**WORK TO DO:**
Check each line of the material below, and copy it if it holds the string "screenshot".

**SUPPLIED MATERIAL:**
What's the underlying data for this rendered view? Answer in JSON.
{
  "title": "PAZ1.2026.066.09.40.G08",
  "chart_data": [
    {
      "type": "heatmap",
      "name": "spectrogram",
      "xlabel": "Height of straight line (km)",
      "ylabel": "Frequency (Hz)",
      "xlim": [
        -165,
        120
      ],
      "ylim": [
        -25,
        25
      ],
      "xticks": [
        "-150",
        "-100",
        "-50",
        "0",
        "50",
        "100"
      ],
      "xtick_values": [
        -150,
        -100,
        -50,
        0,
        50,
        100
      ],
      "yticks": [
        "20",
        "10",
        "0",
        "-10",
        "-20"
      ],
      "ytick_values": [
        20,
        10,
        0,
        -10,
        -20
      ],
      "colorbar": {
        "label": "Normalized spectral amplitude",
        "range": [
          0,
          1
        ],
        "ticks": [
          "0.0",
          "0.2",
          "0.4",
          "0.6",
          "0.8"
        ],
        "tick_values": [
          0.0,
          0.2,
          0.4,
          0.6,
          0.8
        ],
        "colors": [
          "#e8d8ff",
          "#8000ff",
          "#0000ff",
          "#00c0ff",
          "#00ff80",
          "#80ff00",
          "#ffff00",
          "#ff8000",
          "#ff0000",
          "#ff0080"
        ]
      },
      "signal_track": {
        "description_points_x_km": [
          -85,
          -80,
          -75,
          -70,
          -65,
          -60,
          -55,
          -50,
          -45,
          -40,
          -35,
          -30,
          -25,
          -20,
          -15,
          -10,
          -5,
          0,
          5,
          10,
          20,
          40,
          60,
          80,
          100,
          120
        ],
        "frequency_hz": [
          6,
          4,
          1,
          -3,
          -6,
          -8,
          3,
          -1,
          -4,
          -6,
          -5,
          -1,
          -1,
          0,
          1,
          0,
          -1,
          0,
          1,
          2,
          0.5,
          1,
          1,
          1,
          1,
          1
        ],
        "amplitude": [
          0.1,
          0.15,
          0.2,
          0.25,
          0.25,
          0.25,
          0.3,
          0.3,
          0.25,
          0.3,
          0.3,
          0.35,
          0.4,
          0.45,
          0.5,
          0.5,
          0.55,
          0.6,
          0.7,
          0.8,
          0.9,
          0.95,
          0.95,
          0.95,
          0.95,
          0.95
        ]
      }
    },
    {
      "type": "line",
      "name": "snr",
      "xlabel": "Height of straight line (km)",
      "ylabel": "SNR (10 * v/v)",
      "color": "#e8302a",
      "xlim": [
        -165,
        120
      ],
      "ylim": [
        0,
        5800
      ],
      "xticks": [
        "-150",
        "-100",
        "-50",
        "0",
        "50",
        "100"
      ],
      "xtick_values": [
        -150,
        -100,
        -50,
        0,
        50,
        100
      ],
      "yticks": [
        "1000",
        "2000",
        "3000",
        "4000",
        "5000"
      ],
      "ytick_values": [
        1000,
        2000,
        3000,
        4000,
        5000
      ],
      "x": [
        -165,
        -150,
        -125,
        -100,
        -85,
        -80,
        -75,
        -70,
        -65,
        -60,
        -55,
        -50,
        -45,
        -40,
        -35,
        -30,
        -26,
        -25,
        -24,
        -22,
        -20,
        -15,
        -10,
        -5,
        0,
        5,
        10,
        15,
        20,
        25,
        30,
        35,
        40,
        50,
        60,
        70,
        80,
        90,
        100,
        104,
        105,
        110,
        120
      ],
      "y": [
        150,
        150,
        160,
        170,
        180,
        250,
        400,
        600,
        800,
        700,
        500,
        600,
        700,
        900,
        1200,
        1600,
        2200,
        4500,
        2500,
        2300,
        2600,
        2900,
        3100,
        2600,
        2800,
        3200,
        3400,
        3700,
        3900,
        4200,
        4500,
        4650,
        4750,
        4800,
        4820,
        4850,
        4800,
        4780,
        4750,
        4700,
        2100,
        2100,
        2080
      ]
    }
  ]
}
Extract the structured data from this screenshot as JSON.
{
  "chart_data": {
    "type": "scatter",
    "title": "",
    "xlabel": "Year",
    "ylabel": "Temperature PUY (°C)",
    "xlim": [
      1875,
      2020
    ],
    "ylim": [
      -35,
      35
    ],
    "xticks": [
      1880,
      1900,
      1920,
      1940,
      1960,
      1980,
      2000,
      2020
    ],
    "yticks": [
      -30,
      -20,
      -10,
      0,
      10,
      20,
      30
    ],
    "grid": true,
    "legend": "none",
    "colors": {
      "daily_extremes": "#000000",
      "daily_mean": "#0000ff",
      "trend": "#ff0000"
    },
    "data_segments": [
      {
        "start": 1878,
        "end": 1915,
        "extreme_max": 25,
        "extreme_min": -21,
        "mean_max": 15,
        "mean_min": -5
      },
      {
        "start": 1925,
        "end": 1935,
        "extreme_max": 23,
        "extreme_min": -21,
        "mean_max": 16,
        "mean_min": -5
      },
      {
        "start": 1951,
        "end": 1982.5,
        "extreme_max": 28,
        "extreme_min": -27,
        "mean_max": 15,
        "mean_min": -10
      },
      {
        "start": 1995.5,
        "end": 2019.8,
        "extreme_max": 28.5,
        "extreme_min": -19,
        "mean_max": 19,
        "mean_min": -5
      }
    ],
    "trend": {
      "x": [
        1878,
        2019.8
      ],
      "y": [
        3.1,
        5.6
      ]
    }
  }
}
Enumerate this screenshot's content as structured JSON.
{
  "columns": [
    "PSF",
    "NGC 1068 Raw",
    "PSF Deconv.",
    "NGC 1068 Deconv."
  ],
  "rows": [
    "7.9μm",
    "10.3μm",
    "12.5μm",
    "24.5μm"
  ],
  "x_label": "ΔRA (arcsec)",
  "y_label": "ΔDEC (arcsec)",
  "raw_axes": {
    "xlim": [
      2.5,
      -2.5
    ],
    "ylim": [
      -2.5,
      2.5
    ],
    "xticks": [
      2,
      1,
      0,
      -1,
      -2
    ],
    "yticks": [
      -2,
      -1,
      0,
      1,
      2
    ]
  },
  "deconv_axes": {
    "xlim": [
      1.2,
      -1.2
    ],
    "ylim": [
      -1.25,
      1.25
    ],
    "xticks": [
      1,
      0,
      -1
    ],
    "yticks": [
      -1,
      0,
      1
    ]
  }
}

**FULL RESPONSE:**
Extract the structured data from this screenshot as JSON.
Enumerate this screenshot's content as structured JSON.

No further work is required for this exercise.